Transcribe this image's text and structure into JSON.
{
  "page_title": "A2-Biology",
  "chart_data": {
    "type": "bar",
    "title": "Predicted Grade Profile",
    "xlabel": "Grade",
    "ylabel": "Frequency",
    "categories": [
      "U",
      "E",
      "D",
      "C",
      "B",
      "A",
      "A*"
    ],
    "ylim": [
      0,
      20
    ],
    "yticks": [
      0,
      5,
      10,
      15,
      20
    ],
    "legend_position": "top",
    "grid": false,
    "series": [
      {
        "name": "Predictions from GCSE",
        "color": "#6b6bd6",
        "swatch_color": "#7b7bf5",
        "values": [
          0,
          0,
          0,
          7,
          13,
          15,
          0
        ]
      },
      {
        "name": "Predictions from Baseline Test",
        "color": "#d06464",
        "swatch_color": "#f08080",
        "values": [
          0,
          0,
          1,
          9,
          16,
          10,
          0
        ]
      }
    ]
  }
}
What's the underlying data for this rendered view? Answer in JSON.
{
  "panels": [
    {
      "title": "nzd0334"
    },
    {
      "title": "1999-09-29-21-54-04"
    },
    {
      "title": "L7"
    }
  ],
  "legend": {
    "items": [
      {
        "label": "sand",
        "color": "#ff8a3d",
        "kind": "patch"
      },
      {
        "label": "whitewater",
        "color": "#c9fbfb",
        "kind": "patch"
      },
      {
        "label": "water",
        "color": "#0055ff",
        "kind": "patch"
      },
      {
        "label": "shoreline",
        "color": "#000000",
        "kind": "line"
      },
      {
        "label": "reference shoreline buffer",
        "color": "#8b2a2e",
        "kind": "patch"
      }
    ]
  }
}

────────────────

**INSTRUCTION:**
Determine the number of lines in the listing that contain the string "this". Write that number and nothing else.

**COMPLETED EXERCISE:**
2